* The task *
Reproduce the entries. Match every word.

* Document page transcription items *

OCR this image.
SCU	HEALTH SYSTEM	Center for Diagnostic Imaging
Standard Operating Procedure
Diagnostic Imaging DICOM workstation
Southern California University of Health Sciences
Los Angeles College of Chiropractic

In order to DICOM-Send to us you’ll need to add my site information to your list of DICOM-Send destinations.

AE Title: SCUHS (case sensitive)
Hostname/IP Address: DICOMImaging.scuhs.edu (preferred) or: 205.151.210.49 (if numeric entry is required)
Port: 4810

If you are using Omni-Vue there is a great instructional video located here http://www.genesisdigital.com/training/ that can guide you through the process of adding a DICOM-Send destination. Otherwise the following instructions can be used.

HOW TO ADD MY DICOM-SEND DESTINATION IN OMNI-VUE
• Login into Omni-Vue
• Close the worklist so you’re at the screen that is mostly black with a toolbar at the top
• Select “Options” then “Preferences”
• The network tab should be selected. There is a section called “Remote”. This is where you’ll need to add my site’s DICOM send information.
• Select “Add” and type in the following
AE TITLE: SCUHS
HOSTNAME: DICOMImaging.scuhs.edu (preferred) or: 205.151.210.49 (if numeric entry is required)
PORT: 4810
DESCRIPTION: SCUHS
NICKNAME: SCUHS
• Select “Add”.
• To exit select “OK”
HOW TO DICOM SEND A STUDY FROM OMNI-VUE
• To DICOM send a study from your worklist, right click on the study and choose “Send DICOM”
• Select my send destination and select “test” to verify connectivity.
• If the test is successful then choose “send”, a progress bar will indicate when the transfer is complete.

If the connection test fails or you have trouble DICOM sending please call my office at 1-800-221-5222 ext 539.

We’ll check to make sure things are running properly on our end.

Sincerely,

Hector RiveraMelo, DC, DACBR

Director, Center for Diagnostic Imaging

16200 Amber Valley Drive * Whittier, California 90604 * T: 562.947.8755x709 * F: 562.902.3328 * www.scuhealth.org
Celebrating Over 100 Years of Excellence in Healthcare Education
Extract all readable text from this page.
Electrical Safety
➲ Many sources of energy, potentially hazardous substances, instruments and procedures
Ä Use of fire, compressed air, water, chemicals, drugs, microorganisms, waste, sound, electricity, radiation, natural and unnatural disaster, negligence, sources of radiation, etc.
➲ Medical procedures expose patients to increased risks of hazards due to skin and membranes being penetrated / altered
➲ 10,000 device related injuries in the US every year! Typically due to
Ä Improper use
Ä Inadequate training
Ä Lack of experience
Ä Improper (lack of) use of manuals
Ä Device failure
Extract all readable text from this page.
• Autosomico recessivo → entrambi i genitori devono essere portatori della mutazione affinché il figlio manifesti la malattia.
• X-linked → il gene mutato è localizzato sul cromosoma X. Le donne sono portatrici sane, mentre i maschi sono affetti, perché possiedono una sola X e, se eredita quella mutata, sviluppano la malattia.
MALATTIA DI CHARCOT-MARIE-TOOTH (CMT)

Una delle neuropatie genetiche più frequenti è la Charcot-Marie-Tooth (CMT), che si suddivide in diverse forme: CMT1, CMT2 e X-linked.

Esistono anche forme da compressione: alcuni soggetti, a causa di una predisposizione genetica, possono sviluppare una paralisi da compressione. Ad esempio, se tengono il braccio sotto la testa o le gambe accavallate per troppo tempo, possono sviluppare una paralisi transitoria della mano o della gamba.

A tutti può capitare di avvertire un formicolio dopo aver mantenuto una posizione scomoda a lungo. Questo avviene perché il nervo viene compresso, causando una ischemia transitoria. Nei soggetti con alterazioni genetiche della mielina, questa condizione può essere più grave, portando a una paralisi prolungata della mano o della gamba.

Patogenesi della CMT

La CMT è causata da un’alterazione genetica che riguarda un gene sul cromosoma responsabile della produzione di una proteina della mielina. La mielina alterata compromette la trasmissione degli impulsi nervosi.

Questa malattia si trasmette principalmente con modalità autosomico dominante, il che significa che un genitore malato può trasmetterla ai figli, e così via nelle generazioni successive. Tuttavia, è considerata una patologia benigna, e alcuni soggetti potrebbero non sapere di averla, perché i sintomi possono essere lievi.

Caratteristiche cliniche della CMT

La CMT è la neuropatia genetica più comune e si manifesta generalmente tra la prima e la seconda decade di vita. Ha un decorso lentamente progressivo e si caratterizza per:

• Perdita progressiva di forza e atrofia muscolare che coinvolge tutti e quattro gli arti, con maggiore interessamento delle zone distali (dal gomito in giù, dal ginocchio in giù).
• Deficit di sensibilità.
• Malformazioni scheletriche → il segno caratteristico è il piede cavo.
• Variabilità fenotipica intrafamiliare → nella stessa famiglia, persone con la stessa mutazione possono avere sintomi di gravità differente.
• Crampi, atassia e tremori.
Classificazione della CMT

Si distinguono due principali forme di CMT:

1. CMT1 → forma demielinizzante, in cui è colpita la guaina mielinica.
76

* Task answer *
OCR this image.
SCU	HEALTH SYSTEM	Center for Diagnostic Imaging
Standard Operating Procedure
Diagnostic Imaging DICOM workstation
Southern California University of Health Sciences
Los Angeles College of Chiropractic

In order to DICOM-Send to us you’ll need to add my site information to your list of DICOM-Send destinations.

AE Title: SCUHS (case sensitive)
Hostname/IP Address: DICOMImaging.scuhs.edu (preferred) or: 205.151.210.49 (if numeric entry is required)
Port: 4810

If you are using Omni-Vue there is a great instructional video located here http://www.genesisdigital.com/training/ that can guide you through the process of adding a DICOM-Send destination. Otherwise the following instructions can be used.

HOW TO ADD MY DICOM-SEND DESTINATION IN OMNI-VUE
• Login into Omni-Vue
• Close the worklist so you’re at the screen that is mostly black with a toolbar at the top
• Select “Options” then “Preferences”
• The network tab should be selected. There is a section called “Remote”. This is where you’ll need to add my site’s DICOM send information.
• Select “Add” and type in the following
AE TITLE: SCUHS
HOSTNAME: DICOMImaging.scuhs.edu (preferred) or: 205.151.210.49 (if numeric entry is required)
PORT: 4810
DESCRIPTION: SCUHS
NICKNAME: SCUHS
• Select “Add”.
• To exit select “OK”
HOW TO DICOM SEND A STUDY FROM OMNI-VUE
• To DICOM send a study from your worklist, right click on the study and choose “Send DICOM”
• Select my send destination and select “test” to verify connectivity.
• If the test is successful then choose “send”, a progress bar will indicate when the transfer is complete.

If the connection test fails or you have trouble DICOM sending please call my office at 1-800-221-5222 ext 539.

We’ll check to make sure things are running properly on our end.

Sincerely,

Hector RiveraMelo, DC, DACBR

Director, Center for Diagnostic Imaging

16200 Amber Valley Drive * Whittier, California 90604 * T: 562.947.8755x709 * F: 562.902.3328 * www.scuhealth.org
Celebrating Over 100 Years of Excellence in Healthcare Education
Extract all readable text from this page.
Electrical Safety
➲ Many sources of energy, potentially hazardous substances, instruments and procedures
Ä Use of fire, compressed air, water, chemicals, drugs, microorganisms, waste, sound, electricity, radiation, natural and unnatural disaster, negligence, sources of radiation, etc.
➲ Medical procedures expose patients to increased risks of hazards due to skin and membranes being penetrated / altered
➲ 10,000 device related injuries in the US every year! Typically due to
Ä Improper use
Ä Inadequate training
Ä Lack of experience
Ä Improper (lack of) use of manuals
Ä Device failure
Extract all readable text from this page.
• Autosomico recessivo → entrambi i genitori devono essere portatori della mutazione affinché il figlio manifesti la malattia.
• X-linked → il gene mutato è localizzato sul cromosoma X. Le donne sono portatrici sane, mentre i maschi sono affetti, perché possiedono una sola X e, se eredita quella mutata, sviluppano la malattia.
MALATTIA DI CHARCOT-MARIE-TOOTH (CMT)

Una delle neuropatie genetiche più frequenti è la Charcot-Marie-Tooth (CMT), che si suddivide in diverse forme: CMT1, CMT2 e X-linked.

Esistono anche forme da compressione: alcuni soggetti, a causa di una predisposizione genetica, possono sviluppare una paralisi da compressione. Ad esempio, se tengono il braccio sotto la testa o le gambe accavallate per troppo tempo, possono sviluppare una paralisi transitoria della mano o della gamba.

A tutti può capitare di avvertire un formicolio dopo aver mantenuto una posizione scomoda a lungo. Questo avviene perché il nervo viene compresso, causando una ischemia transitoria. Nei soggetti con alterazioni genetiche della mielina, questa condizione può essere più grave, portando a una paralisi prolungata della mano o della gamba.

Patogenesi della CMT

La CMT è causata da un’alterazione genetica che riguarda un gene sul cromosoma responsabile della produzione di una proteina della mielina. La mielina alterata compromette la trasmissione degli impulsi nervosi.

Questa malattia si trasmette principalmente con modalità autosomico dominante, il che significa che un genitore malato può trasmetterla ai figli, e così via nelle generazioni successive. Tuttavia, è considerata una patologia benigna, e alcuni soggetti potrebbero non sapere di averla, perché i sintomi possono essere lievi.

Caratteristiche cliniche della CMT

La CMT è la neuropatia genetica più comune e si manifesta generalmente tra la prima e la seconda decade di vita. Ha un decorso lentamente progressivo e si caratterizza per:

• Perdita progressiva di forza e atrofia muscolare che coinvolge tutti e quattro gli arti, con maggiore interessamento delle zone distali (dal gomito in giù, dal ginocchio in giù).
• Deficit di sensibilità.
• Malformazioni scheletriche → il segno caratteristico è il piede cavo.
• Variabilità fenotipica intrafamiliare → nella stessa famiglia, persone con la stessa mutazione possono avere sintomi di gravità differente.
• Crampi, atassia e tremori.
Classificazione della CMT

Si distinguono due principali forme di CMT:

1. CMT1 → forma demielinizzante, in cui è colpita la guaina mielinica.
76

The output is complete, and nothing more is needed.